Records
— Begin —

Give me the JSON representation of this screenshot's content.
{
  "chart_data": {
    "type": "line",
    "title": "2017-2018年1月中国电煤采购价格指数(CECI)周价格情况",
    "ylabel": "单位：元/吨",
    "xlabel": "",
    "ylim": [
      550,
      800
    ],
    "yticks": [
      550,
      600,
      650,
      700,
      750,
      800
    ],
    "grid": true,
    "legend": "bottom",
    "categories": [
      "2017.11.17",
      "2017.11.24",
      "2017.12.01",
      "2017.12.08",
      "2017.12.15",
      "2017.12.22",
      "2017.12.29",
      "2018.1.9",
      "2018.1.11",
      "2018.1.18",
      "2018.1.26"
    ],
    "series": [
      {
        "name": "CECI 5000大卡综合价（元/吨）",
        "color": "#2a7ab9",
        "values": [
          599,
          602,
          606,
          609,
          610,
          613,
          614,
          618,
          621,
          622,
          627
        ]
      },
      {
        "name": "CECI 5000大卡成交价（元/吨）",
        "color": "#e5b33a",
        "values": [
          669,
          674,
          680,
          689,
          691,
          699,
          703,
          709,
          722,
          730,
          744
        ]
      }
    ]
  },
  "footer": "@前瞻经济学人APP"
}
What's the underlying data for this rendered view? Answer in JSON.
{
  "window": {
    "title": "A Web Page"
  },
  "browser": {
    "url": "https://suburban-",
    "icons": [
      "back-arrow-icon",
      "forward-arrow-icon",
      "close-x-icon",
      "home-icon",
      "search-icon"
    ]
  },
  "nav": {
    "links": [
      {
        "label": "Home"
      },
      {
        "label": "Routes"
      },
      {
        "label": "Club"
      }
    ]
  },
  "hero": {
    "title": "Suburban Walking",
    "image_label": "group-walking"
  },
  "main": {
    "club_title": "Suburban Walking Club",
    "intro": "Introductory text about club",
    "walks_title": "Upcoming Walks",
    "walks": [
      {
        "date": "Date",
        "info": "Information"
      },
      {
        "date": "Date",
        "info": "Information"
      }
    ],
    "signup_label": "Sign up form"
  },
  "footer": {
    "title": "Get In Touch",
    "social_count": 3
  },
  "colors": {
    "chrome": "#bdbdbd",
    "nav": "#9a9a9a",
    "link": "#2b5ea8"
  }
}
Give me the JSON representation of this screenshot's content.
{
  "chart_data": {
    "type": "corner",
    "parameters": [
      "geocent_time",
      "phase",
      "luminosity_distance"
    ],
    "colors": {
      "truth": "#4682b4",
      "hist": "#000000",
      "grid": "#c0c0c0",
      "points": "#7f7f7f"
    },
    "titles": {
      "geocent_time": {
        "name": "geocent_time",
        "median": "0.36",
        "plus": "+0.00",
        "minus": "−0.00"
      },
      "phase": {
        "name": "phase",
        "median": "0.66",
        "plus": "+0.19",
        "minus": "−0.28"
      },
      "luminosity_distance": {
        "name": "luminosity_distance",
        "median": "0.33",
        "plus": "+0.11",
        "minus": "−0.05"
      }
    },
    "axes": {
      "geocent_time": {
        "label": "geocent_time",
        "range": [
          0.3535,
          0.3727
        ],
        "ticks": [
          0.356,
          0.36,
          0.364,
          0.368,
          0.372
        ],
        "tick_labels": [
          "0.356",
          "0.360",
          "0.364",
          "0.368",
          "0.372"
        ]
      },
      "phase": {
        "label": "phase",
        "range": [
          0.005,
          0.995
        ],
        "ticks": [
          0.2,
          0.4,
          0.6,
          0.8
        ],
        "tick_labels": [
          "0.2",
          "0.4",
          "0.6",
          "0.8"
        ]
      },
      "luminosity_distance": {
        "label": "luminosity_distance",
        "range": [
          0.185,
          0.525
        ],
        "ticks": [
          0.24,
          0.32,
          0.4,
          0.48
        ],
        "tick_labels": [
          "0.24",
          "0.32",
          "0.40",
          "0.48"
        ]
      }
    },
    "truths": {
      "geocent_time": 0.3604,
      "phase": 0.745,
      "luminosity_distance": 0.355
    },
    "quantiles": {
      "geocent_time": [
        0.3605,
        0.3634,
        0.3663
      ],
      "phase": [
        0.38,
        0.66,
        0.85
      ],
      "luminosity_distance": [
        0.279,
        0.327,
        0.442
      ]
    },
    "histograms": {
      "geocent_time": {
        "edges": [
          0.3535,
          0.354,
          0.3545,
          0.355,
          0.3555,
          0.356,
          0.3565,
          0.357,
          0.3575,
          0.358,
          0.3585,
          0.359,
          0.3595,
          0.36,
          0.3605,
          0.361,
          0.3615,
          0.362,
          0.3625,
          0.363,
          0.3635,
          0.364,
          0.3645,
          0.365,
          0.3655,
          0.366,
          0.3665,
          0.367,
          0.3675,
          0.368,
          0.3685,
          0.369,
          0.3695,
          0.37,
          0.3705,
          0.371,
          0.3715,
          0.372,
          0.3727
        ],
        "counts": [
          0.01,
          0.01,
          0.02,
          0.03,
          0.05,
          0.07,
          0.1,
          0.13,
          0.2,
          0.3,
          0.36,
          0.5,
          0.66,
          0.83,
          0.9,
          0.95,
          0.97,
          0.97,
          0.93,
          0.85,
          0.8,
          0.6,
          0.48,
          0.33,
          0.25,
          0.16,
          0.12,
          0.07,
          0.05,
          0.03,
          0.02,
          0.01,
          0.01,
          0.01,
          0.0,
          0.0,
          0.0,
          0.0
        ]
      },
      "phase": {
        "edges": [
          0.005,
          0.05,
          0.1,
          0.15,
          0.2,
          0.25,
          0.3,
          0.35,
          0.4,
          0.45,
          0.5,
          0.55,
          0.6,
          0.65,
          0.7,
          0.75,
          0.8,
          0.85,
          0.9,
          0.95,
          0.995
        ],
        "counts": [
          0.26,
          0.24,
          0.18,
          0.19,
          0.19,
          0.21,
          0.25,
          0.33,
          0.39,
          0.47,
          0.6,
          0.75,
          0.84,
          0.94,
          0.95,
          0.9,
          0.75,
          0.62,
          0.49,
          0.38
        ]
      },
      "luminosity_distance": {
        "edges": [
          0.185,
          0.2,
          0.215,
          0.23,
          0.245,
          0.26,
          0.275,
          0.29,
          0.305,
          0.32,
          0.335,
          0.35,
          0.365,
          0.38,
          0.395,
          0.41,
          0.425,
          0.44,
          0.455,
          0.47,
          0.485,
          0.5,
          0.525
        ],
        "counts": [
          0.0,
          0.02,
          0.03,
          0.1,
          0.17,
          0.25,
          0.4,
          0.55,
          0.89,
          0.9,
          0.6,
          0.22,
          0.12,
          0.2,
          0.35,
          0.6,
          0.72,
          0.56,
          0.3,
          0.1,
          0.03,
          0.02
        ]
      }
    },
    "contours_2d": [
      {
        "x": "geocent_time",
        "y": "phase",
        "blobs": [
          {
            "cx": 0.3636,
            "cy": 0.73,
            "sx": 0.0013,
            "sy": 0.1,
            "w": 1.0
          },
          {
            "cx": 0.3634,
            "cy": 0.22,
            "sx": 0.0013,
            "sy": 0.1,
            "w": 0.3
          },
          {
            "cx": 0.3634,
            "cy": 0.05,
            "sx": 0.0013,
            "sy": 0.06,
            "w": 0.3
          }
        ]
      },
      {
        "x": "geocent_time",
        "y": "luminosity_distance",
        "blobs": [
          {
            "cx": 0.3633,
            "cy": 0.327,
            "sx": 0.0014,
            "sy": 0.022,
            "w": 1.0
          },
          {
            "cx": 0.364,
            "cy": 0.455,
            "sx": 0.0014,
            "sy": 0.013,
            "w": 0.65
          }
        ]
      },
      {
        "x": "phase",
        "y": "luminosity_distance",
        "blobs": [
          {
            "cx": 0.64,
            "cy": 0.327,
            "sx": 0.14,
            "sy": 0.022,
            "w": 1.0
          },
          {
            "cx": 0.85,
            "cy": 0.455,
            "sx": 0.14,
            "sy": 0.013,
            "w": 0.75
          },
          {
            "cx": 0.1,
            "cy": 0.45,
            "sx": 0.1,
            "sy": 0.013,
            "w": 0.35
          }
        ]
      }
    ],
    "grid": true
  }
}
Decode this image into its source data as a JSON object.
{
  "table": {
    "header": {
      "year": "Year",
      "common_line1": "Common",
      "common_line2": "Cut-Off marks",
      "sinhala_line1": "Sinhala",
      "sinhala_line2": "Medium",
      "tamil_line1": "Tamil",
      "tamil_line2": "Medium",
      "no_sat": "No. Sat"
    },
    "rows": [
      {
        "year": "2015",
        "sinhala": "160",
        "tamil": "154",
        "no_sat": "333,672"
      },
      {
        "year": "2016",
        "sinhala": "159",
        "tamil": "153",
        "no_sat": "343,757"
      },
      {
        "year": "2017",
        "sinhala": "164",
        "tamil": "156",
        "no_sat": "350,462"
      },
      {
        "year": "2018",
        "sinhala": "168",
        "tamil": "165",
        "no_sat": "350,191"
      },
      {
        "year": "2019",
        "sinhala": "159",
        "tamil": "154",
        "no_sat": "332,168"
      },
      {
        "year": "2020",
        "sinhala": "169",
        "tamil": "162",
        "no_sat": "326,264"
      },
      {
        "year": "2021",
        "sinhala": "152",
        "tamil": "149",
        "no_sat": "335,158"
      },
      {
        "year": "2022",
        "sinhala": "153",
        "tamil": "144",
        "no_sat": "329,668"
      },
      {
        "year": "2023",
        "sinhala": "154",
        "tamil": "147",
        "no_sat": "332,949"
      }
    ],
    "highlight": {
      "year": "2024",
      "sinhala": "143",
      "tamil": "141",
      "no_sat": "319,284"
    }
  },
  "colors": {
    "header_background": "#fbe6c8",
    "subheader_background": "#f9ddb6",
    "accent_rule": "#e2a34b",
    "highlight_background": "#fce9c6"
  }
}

— End —

The lines to reproduce run from the line containing "Decode this image" to the end of the listing; write them out exactly and add nothing.

- Reply to the exercise:
Decode this image into its source data as a JSON object.
{
  "table": {
    "header": {
      "year": "Year",
      "common_line1": "Common",
      "common_line2": "Cut-Off marks",
      "sinhala_line1": "Sinhala",
      "sinhala_line2": "Medium",
      "tamil_line1": "Tamil",
      "tamil_line2": "Medium",
      "no_sat": "No. Sat"
    },
    "rows": [
      {
        "year": "2015",
        "sinhala": "160",
        "tamil": "154",
        "no_sat": "333,672"
      },
      {
        "year": "2016",
        "sinhala": "159",
        "tamil": "153",
        "no_sat": "343,757"
      },
      {
        "year": "2017",
        "sinhala": "164",
        "tamil": "156",
        "no_sat": "350,462"
      },
      {
        "year": "2018",
        "sinhala": "168",
        "tamil": "165",
        "no_sat": "350,191"
      },
      {
        "year": "2019",
        "sinhala": "159",
        "tamil": "154",
        "no_sat": "332,168"
      },
      {
        "year": "2020",
        "sinhala": "169",
        "tamil": "162",
        "no_sat": "326,264"
      },
      {
        "year": "2021",
        "sinhala": "152",
        "tamil": "149",
        "no_sat": "335,158"
      },
      {
        "year": "2022",
        "sinhala": "153",
        "tamil": "144",
        "no_sat": "329,668"
      },
      {
        "year": "2023",
        "sinhala": "154",
        "tamil": "147",
        "no_sat": "332,949"
      }
    ],
    "highlight": {
      "year": "2024",
      "sinhala": "143",
      "tamil": "141",
      "no_sat": "319,284"
    }
  },
  "colors": {
    "header_background": "#fbe6c8",
    "subheader_background": "#f9ddb6",
    "accent_rule": "#e2a34b",
    "highlight_background": "#fce9c6"
  }
}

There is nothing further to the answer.